┏━━

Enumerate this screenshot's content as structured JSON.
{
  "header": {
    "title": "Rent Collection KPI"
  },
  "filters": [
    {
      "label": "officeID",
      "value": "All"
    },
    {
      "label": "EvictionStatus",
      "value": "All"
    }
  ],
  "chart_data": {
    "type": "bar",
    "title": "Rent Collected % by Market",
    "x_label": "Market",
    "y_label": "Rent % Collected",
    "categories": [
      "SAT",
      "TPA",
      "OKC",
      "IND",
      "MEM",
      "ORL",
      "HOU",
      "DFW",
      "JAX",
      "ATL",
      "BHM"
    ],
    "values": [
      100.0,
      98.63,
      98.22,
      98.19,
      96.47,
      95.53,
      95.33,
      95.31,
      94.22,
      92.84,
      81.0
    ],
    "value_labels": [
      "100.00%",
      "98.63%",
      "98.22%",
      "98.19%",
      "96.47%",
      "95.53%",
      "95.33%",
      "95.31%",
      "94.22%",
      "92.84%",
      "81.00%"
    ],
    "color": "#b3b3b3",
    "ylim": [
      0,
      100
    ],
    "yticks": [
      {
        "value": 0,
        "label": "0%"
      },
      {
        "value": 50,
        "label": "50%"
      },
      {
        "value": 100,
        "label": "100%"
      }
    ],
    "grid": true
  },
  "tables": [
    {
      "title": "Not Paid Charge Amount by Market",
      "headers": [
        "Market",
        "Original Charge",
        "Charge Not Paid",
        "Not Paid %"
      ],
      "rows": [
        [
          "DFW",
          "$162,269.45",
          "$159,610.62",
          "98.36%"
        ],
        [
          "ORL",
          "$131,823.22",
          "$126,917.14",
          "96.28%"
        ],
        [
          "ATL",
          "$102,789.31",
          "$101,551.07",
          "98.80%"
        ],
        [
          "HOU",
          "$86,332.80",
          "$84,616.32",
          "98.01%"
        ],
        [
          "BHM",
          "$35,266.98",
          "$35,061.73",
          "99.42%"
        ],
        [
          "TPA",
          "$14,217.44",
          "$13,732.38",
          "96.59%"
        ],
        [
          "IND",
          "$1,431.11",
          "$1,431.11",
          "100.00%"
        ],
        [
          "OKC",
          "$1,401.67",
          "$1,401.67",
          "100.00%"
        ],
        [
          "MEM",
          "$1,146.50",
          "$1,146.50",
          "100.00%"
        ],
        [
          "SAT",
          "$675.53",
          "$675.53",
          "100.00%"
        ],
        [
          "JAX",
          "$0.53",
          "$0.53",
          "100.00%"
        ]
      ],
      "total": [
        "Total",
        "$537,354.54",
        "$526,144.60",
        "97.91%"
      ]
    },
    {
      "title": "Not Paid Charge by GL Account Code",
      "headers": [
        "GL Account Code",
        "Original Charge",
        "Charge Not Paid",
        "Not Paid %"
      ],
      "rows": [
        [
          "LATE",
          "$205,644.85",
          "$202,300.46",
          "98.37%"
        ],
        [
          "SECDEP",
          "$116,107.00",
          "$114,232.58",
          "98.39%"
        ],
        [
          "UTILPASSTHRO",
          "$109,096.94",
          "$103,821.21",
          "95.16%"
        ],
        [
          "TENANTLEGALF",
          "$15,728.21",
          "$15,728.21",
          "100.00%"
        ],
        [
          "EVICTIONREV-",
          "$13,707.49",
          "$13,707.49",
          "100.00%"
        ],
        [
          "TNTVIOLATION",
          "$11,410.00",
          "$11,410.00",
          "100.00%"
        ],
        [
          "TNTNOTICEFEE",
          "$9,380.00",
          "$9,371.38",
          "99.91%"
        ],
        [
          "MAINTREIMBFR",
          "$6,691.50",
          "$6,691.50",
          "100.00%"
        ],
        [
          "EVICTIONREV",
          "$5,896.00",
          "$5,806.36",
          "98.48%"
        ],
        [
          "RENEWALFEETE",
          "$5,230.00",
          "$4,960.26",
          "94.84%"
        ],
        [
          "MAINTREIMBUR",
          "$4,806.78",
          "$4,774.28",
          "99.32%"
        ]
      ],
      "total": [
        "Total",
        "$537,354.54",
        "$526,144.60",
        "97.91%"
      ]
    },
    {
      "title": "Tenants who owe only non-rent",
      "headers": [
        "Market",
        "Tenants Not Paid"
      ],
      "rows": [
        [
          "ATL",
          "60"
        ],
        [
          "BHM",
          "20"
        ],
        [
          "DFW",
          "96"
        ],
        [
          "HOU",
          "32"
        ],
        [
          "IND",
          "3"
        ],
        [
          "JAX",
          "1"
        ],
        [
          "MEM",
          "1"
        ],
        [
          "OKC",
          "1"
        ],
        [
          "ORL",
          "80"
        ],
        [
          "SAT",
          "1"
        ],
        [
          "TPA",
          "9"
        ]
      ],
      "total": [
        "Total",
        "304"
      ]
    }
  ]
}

┗━━

**Exercise objective:**
Extract every line containing the string "Market" from the material.

**Correct response:**
    "title": "Rent Collected % by Market",
    "x_label": "Market",
      "title": "Not Paid Charge Amount by Market",
        "Market",
        "Market",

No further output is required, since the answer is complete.